(Extracted data entries)
===

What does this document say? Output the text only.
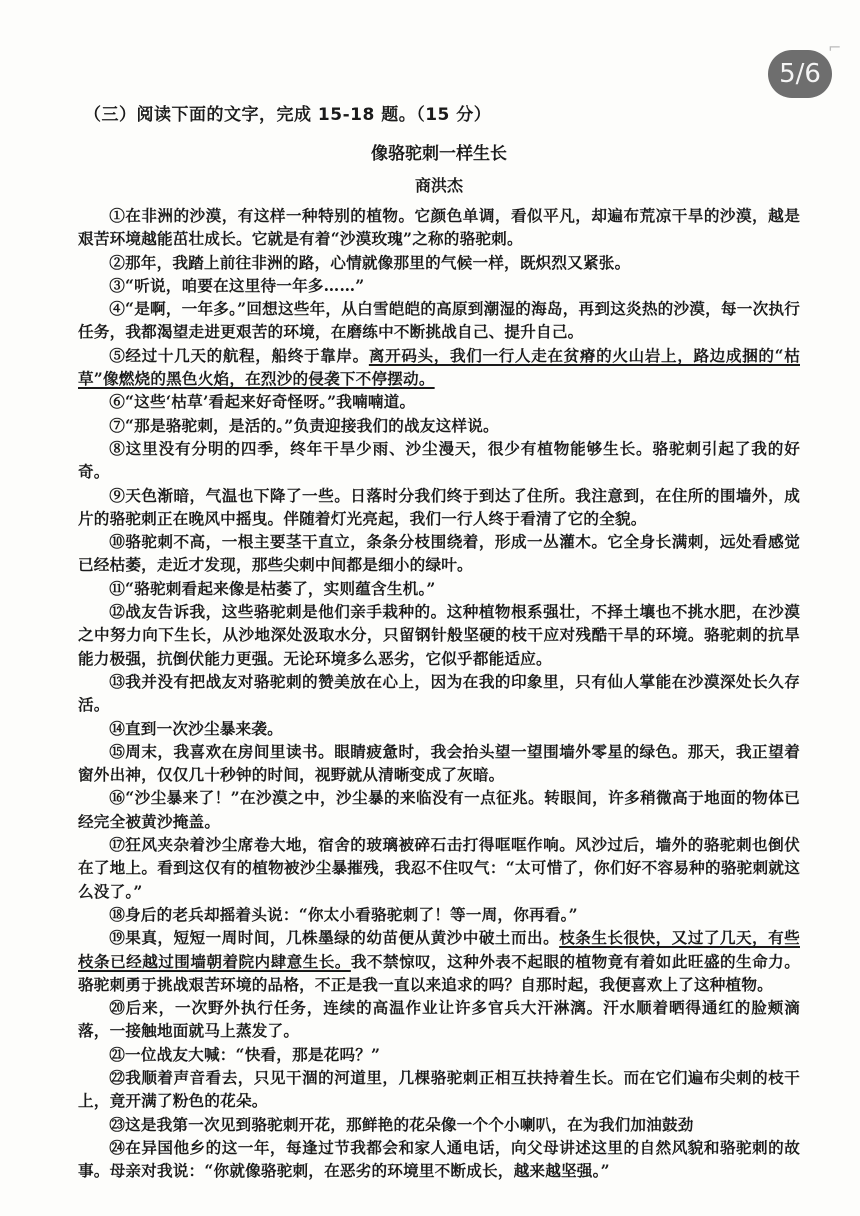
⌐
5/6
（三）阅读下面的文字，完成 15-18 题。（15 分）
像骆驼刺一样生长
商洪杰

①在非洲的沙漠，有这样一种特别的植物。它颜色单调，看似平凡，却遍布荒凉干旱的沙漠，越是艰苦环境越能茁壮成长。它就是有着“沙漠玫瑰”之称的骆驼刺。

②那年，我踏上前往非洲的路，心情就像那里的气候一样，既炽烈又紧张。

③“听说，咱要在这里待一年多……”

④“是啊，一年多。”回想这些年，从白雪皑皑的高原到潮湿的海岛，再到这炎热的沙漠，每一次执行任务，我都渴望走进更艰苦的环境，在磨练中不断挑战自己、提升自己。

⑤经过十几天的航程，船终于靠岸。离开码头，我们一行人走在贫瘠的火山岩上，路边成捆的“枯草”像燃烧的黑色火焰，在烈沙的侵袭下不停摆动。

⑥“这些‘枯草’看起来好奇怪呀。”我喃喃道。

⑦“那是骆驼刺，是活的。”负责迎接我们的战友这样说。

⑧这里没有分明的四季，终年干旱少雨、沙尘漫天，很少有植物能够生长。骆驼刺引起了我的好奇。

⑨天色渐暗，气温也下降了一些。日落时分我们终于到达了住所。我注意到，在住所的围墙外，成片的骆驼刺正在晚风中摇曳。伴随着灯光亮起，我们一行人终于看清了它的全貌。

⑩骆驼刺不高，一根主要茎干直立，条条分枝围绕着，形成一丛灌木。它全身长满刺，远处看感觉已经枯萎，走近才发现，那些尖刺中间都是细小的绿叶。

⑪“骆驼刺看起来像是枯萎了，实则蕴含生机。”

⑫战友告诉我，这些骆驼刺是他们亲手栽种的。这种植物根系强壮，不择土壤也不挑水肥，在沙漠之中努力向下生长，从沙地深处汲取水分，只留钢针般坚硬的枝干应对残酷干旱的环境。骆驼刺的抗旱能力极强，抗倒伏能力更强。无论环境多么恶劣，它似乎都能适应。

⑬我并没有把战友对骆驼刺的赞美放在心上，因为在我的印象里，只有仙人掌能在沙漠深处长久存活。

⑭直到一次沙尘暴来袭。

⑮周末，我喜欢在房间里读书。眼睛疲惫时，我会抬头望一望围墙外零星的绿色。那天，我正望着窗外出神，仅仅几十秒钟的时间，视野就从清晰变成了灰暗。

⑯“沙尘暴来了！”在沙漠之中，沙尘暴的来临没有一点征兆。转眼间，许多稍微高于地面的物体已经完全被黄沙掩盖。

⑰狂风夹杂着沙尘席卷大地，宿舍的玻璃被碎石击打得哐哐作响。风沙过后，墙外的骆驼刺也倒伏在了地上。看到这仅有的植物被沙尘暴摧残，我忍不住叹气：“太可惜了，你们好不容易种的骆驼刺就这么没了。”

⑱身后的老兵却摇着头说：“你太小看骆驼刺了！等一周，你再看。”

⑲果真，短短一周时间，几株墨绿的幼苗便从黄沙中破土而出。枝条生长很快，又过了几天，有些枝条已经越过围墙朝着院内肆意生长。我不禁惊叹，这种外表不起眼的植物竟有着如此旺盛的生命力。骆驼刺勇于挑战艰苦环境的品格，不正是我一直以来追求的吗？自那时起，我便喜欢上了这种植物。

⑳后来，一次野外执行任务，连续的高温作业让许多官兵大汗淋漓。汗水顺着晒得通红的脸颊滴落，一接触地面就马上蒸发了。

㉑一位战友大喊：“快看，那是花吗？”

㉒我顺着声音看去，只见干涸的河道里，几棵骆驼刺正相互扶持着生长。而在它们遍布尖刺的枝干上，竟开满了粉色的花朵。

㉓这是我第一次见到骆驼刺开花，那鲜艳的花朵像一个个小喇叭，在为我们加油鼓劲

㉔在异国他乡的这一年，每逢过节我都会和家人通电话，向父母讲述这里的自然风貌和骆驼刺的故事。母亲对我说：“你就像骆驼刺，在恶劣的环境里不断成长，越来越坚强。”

===

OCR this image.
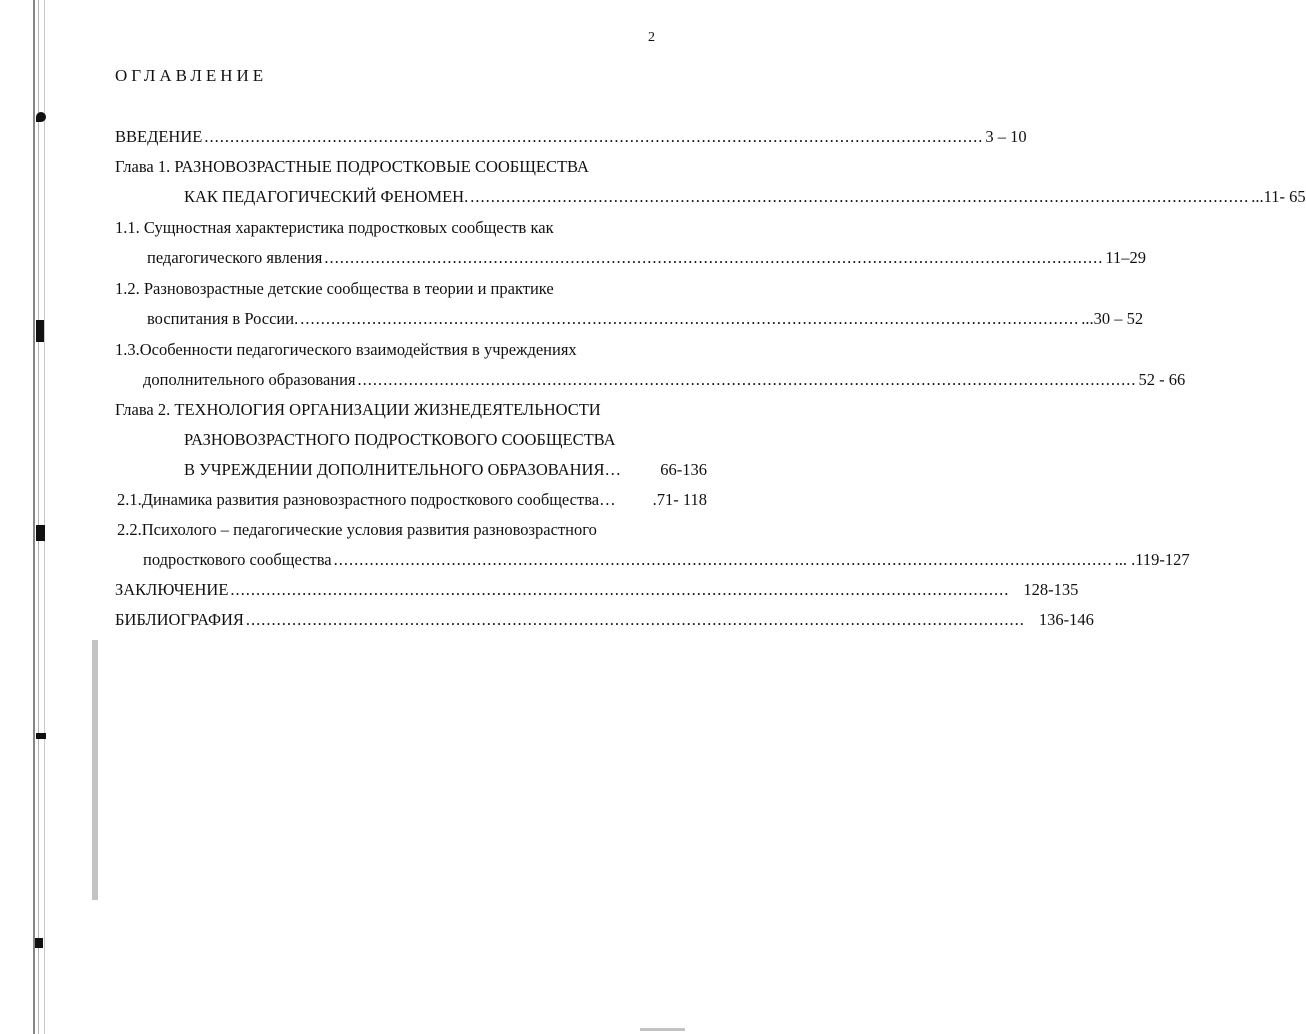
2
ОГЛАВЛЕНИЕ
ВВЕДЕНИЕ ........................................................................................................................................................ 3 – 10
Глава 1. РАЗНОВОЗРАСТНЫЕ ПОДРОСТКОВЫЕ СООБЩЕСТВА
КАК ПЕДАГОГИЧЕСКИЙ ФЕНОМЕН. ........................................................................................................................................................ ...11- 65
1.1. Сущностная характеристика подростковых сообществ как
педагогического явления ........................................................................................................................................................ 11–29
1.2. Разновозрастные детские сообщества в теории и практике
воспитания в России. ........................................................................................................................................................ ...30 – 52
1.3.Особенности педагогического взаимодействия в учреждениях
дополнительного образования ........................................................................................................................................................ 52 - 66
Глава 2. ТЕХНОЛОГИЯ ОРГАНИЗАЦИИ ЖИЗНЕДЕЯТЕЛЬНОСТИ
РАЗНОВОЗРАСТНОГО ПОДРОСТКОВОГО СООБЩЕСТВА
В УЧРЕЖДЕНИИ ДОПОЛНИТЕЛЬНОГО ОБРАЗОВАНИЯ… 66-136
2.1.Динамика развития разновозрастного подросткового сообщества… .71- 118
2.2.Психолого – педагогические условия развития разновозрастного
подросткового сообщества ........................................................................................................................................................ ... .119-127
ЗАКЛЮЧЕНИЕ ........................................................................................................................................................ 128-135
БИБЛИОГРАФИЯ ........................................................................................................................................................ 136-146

===

__THE REQUEST__: Return all lines with the word "this" in them.

__SOLUTION TO THE PROBLEM__:
What does this document say? Output the text only.
OCR this image.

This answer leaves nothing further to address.